Dataset records:

start

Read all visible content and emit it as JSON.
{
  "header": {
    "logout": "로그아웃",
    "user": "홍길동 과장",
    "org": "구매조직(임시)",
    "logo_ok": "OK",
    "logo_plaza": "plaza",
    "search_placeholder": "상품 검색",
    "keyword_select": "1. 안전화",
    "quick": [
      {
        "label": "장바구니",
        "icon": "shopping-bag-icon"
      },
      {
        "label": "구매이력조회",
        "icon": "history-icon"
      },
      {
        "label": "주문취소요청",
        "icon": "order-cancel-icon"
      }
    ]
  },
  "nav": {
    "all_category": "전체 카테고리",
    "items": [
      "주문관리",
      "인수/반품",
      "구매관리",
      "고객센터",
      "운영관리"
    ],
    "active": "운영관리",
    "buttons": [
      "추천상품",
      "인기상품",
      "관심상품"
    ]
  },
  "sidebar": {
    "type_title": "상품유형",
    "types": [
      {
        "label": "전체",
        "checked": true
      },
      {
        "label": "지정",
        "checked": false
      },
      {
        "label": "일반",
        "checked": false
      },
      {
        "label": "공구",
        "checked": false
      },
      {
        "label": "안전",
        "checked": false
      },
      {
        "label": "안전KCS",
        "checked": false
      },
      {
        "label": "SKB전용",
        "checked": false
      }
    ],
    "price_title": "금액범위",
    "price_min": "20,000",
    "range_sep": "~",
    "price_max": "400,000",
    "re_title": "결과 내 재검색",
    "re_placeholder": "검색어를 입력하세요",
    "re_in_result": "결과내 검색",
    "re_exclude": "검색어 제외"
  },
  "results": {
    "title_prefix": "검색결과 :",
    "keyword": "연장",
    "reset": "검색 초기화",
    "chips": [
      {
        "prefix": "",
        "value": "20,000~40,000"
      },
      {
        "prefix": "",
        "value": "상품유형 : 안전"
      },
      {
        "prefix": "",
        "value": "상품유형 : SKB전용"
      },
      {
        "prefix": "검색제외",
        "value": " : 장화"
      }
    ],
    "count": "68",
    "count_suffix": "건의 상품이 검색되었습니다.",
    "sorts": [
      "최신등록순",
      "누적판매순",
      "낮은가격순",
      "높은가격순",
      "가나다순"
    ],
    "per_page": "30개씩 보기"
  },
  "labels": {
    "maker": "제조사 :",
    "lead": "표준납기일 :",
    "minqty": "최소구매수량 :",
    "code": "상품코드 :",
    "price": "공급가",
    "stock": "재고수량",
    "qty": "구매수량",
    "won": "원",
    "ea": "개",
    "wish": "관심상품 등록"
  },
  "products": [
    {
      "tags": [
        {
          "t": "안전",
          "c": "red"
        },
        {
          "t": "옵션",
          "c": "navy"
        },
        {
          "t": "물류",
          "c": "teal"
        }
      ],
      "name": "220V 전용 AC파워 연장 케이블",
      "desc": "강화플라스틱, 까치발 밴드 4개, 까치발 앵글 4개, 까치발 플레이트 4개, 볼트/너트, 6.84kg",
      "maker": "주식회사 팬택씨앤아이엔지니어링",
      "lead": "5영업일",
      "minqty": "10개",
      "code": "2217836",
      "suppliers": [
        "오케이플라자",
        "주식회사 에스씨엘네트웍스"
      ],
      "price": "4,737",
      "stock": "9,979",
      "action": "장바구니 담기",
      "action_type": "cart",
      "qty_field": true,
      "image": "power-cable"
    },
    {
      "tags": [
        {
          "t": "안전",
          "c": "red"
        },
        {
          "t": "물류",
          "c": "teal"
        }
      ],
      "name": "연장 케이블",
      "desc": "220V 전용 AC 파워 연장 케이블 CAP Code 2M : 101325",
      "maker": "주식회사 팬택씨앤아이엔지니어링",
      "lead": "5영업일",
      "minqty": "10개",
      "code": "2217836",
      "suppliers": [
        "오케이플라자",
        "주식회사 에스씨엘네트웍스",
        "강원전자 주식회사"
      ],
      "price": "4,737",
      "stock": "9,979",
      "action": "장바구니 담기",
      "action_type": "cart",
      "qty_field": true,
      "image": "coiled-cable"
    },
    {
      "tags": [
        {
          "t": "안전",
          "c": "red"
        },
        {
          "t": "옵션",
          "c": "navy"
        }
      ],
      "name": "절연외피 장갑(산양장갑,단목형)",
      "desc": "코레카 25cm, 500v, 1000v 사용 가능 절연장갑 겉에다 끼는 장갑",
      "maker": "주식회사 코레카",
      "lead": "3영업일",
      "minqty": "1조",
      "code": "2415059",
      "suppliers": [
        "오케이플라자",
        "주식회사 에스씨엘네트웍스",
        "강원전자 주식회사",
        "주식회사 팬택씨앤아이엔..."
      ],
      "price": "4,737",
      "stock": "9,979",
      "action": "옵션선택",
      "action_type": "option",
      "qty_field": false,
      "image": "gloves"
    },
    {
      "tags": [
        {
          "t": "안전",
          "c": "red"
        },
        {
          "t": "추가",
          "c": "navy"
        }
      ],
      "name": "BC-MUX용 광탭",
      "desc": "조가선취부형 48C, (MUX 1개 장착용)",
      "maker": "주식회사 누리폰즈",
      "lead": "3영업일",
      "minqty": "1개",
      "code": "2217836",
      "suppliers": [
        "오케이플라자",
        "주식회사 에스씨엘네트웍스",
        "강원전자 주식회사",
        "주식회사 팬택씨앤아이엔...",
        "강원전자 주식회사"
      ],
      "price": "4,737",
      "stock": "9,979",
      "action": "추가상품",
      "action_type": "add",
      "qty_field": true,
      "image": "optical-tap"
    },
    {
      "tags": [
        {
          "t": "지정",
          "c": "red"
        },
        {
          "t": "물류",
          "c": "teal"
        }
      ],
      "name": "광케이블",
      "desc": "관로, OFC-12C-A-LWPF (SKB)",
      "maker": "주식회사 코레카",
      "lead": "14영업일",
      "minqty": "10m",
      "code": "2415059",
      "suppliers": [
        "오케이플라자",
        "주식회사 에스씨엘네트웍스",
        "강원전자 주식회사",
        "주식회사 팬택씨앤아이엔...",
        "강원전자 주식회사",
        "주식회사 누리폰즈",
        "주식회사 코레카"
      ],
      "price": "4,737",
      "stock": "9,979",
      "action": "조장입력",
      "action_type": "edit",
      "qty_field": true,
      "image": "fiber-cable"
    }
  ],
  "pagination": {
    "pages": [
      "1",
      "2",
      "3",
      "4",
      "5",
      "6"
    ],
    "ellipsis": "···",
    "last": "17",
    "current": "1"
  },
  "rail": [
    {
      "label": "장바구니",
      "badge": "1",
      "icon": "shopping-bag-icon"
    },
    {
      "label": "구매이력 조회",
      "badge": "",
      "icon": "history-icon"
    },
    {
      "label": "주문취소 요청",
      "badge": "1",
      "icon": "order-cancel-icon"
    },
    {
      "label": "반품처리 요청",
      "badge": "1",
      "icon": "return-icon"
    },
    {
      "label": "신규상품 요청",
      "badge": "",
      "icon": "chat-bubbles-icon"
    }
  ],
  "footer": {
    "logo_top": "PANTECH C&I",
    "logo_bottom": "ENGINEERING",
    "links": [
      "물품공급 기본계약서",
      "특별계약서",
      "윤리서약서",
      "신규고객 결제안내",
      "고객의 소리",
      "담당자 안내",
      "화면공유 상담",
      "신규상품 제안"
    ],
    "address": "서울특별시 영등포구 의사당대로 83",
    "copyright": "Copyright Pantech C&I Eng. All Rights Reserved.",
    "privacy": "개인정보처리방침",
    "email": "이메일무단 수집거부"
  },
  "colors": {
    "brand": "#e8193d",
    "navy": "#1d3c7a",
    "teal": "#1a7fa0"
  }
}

end

> _Required work_
Look through the records and gather each line with the word "minqty".

> _Finished task_
    "minqty": "최소구매수량 :",
      "minqty": "10개",
      "minqty": "10개",
      "minqty": "1조",
      "minqty": "1개",
      "minqty": "10m",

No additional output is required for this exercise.